SET EXERCISE ->
Do not include the pictures; repeat the rest of the data exactly.

-- PROVIDED RECORDS start --

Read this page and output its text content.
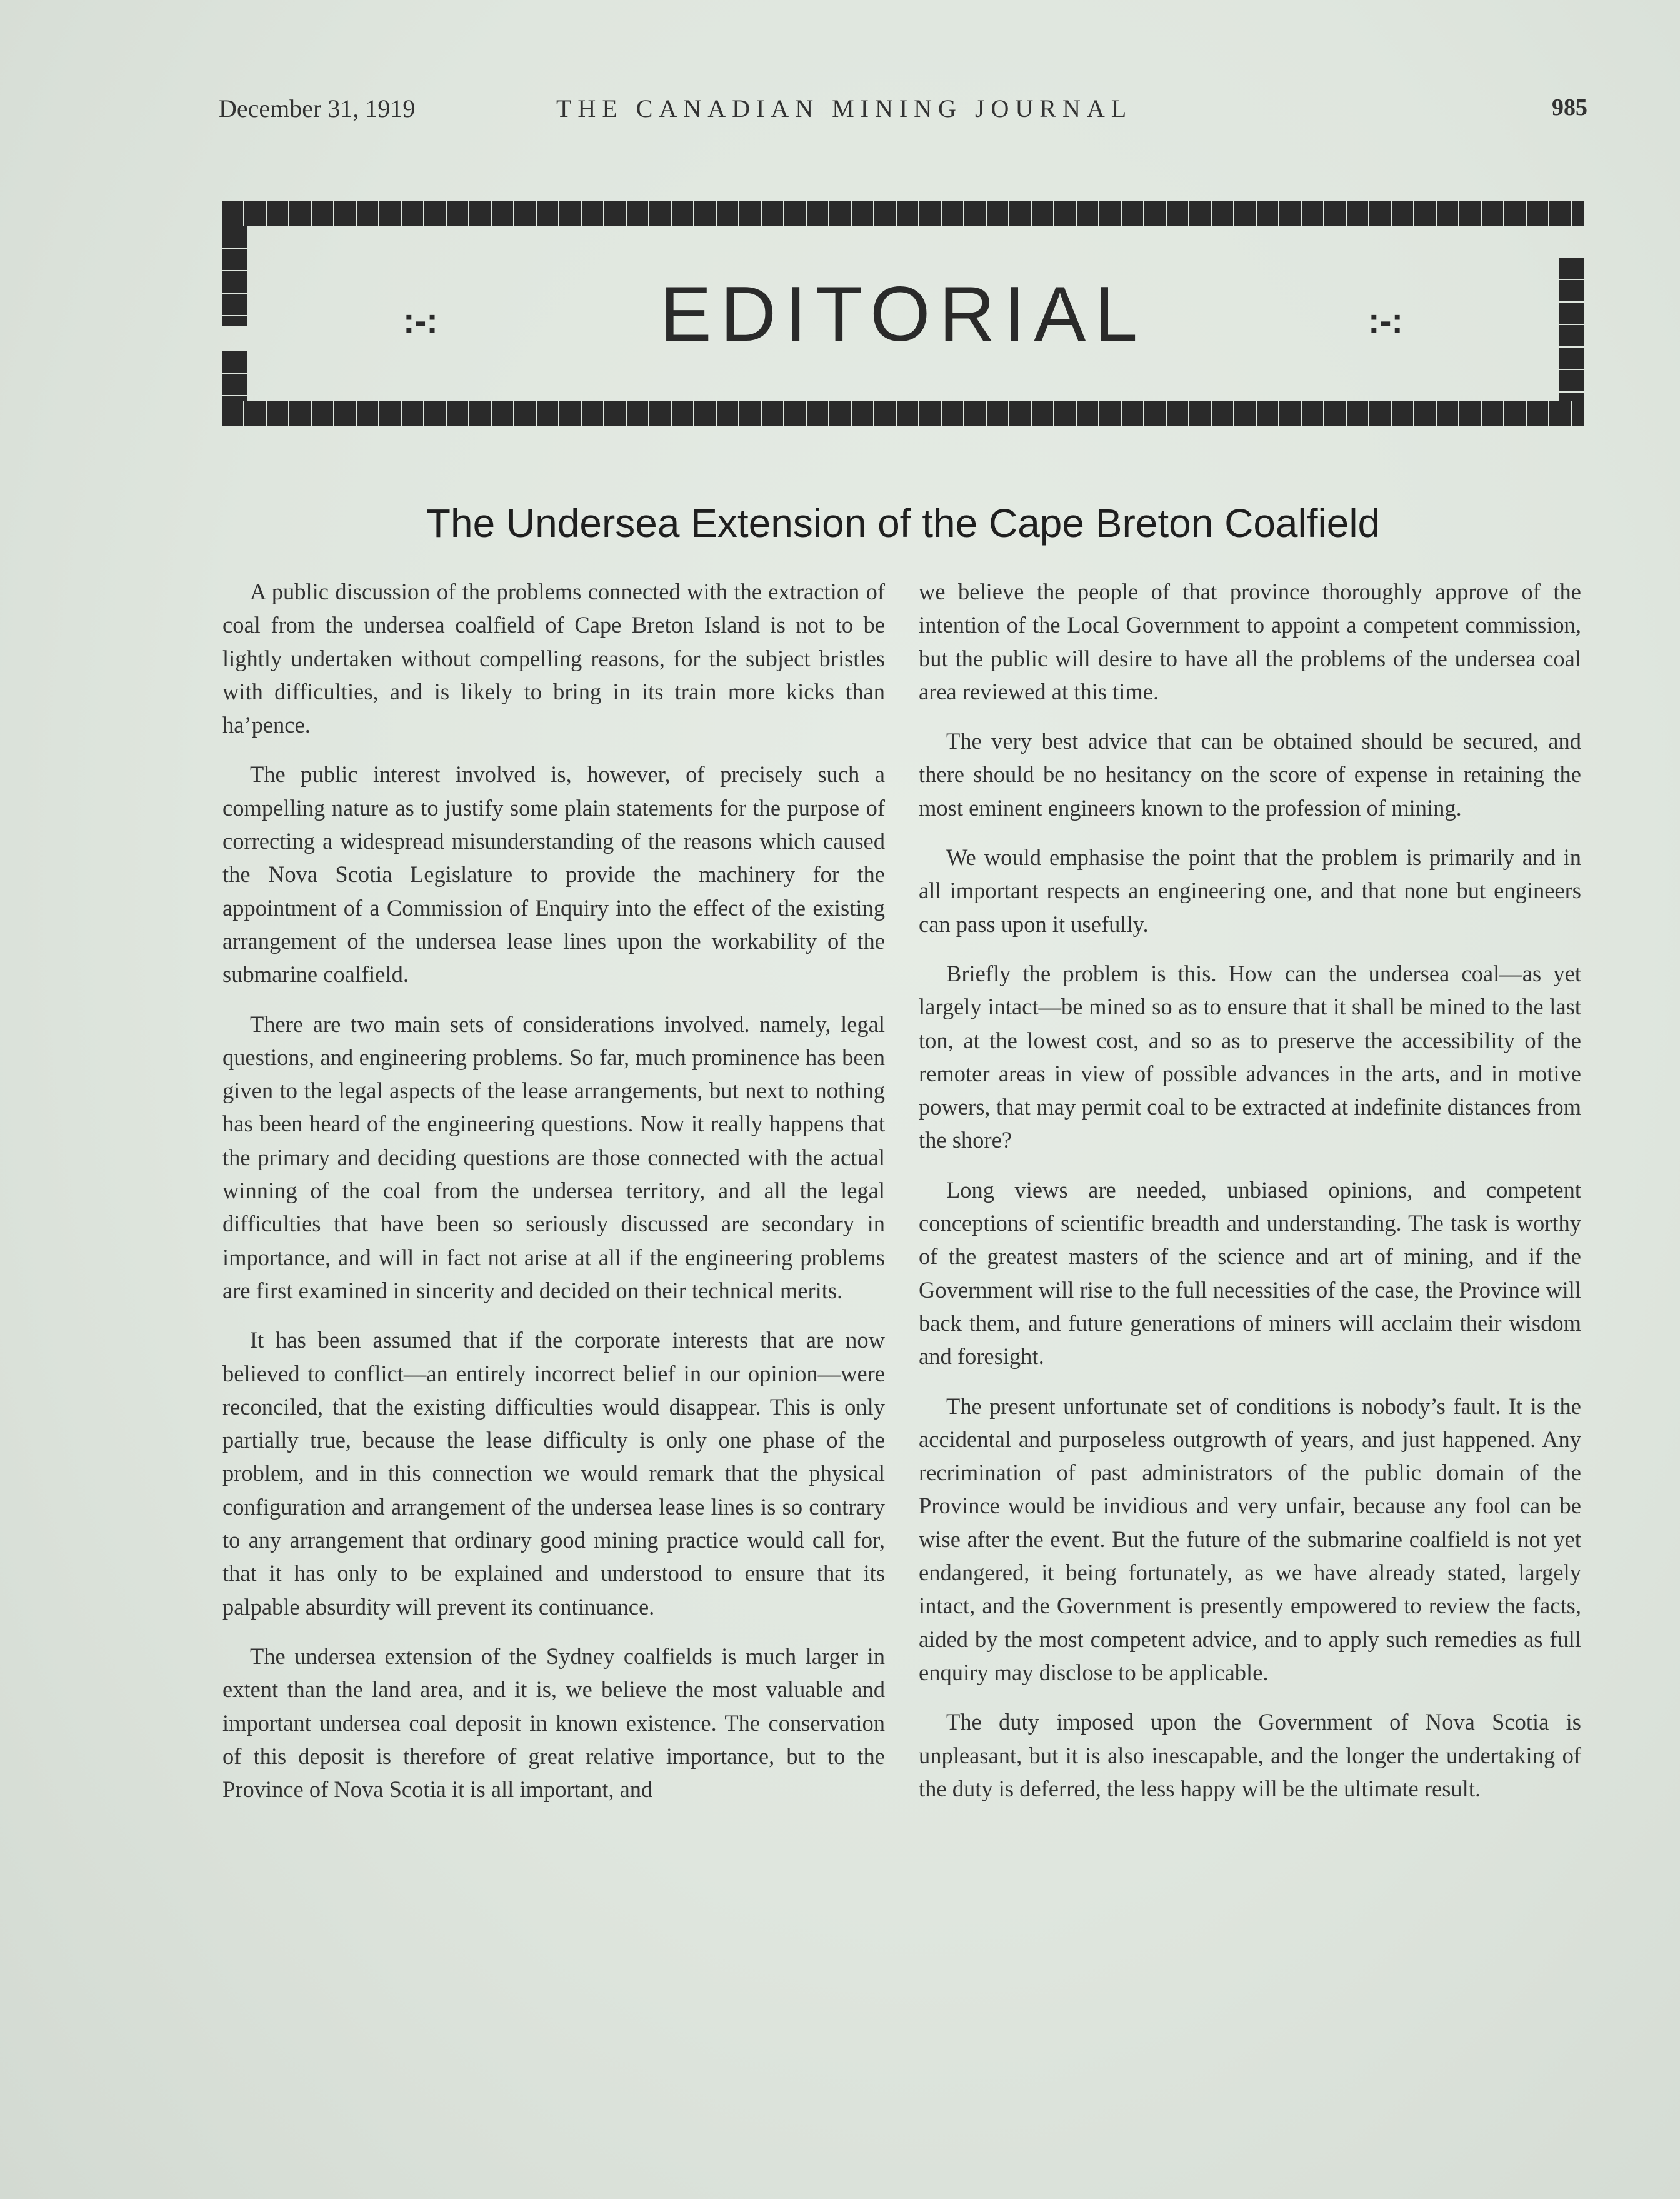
December 31, 1919	THE CANADIAN MINING JOURNAL	985
:-:	EDITORIAL	:-:
The Undersea Extension of the Cape Breton Coalfield

A public discussion of the problems connected with the extraction of coal from the undersea coalfield of Cape Breton Island is not to be lightly undertaken without compelling reasons, for the subject bristles with difficulties, and is likely to bring in its train more kicks than ha’pence.

The public interest involved is, however, of precisely such a compelling nature as to justify some plain statements for the purpose of correcting a widespread misunderstanding of the reasons which caused the Nova Scotia Legislature to provide the machinery for the appointment of a Commission of Enquiry into the effect of the existing arrangement of the undersea lease lines upon the workability of the submarine coalfield.

There are two main sets of considerations involved. namely, legal questions, and engineering problems. So far, much prominence has been given to the legal aspects of the lease arrangements, but next to nothing has been heard of the engineering questions. Now it really happens that the primary and deciding questions are those connected with the actual winning of the coal from the undersea territory, and all the legal difficulties that have been so seriously discussed are secondary in importance, and will in fact not arise at all if the engineering problems are first examined in sincerity and decided on their technical merits.

It has been assumed that if the corporate interests that are now believed to conflict—an entirely incorrect belief in our opinion—were reconciled, that the existing difficulties would disappear. This is only partially true, because the lease difficulty is only one phase of the problem, and in this connection we would remark that the physical configuration and arrangement of the undersea lease lines is so contrary to any arrangement that ordinary good mining practice would call for, that it has only to be explained and understood to ensure that its palpable absurdity will prevent its continuance.

The undersea extension of the Sydney coalfields is much larger in extent than the land area, and it is, we believe the most valuable and important undersea coal deposit in known existence. The conservation of this deposit is therefore of great relative importance, but to the Province of Nova Scotia it is all important, and

we believe the people of that province thoroughly approve of the intention of the Local Government to appoint a competent commission, but the public will desire to have all the problems of the undersea coal area reviewed at this time.

The very best advice that can be obtained should be secured, and there should be no hesitancy on the score of expense in retaining the most eminent engineers known to the profession of mining.

We would emphasise the point that the problem is primarily and in all important respects an engineering one, and that none but engineers can pass upon it usefully.

Briefly the problem is this. How can the undersea coal—as yet largely intact—be mined so as to ensure that it shall be mined to the last ton, at the lowest cost, and so as to preserve the accessibility of the remoter areas in view of possible advances in the arts, and in motive powers, that may permit coal to be extracted at indefinite distances from the shore?

Long views are needed, unbiased opinions, and competent conceptions of scientific breadth and understanding. The task is worthy of the greatest masters of the science and art of mining, and if the Government will rise to the full necessities of the case, the Province will back them, and future generations of miners will acclaim their wisdom and foresight.

The present unfortunate set of conditions is nobody’s fault. It is the accidental and purposeless outgrowth of years, and just happened. Any recrimination of past administrators of the public domain of the Province would be invidious and very unfair, because any fool can be wise after the event. But the future of the submarine coalfield is not yet endangered, it being fortunately, as we have already stated, largely intact, and the Government is presently empowered to review the facts, aided by the most competent advice, and to apply such remedies as full enquiry may disclose to be applicable.

The duty imposed upon the Government of Nova Scotia is unpleasant, but it is also inescapable, and the longer the undertaking of the duty is deferred, the less happy will be the ultimate result.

-- PROVIDED RECORDS end --

WORKED SOLUTION ->
Read this page and output its text content.
December 31, 1919	THE CANADIAN MINING JOURNAL	985
:-:	EDITORIAL	:-:
The Undersea Extension of the Cape Breton Coalfield

A public discussion of the problems connected with the extraction of coal from the undersea coalfield of Cape Breton Island is not to be lightly undertaken without compelling reasons, for the subject bristles with difficulties, and is likely to bring in its train more kicks than ha’pence.

The public interest involved is, however, of precisely such a compelling nature as to justify some plain statements for the purpose of correcting a widespread misunderstanding of the reasons which caused the Nova Scotia Legislature to provide the machinery for the appointment of a Commission of Enquiry into the effect of the existing arrangement of the undersea lease lines upon the workability of the submarine coalfield.

There are two main sets of considerations involved. namely, legal questions, and engineering problems. So far, much prominence has been given to the legal aspects of the lease arrangements, but next to nothing has been heard of the engineering questions. Now it really happens that the primary and deciding questions are those connected with the actual winning of the coal from the undersea territory, and all the legal difficulties that have been so seriously discussed are secondary in importance, and will in fact not arise at all if the engineering problems are first examined in sincerity and decided on their technical merits.

It has been assumed that if the corporate interests that are now believed to conflict—an entirely incorrect belief in our opinion—were reconciled, that the existing difficulties would disappear. This is only partially true, because the lease difficulty is only one phase of the problem, and in this connection we would remark that the physical configuration and arrangement of the undersea lease lines is so contrary to any arrangement that ordinary good mining practice would call for, that it has only to be explained and understood to ensure that its palpable absurdity will prevent its continuance.

The undersea extension of the Sydney coalfields is much larger in extent than the land area, and it is, we believe the most valuable and important undersea coal deposit in known existence. The conservation of this deposit is therefore of great relative importance, but to the Province of Nova Scotia it is all important, and

we believe the people of that province thoroughly approve of the intention of the Local Government to appoint a competent commission, but the public will desire to have all the problems of the undersea coal area reviewed at this time.

The very best advice that can be obtained should be secured, and there should be no hesitancy on the score of expense in retaining the most eminent engineers known to the profession of mining.

We would emphasise the point that the problem is primarily and in all important respects an engineering one, and that none but engineers can pass upon it usefully.

Briefly the problem is this. How can the undersea coal—as yet largely intact—be mined so as to ensure that it shall be mined to the last ton, at the lowest cost, and so as to preserve the accessibility of the remoter areas in view of possible advances in the arts, and in motive powers, that may permit coal to be extracted at indefinite distances from the shore?

Long views are needed, unbiased opinions, and competent conceptions of scientific breadth and understanding. The task is worthy of the greatest masters of the science and art of mining, and if the Government will rise to the full necessities of the case, the Province will back them, and future generations of miners will acclaim their wisdom and foresight.

The present unfortunate set of conditions is nobody’s fault. It is the accidental and purposeless outgrowth of years, and just happened. Any recrimination of past administrators of the public domain of the Province would be invidious and very unfair, because any fool can be wise after the event. But the future of the submarine coalfield is not yet endangered, it being fortunately, as we have already stated, largely intact, and the Government is presently empowered to review the facts, aided by the most competent advice, and to apply such remedies as full enquiry may disclose to be applicable.

The duty imposed upon the Government of Nova Scotia is unpleasant, but it is also inescapable, and the longer the undertaking of the duty is deferred, the less happy will be the ultimate result.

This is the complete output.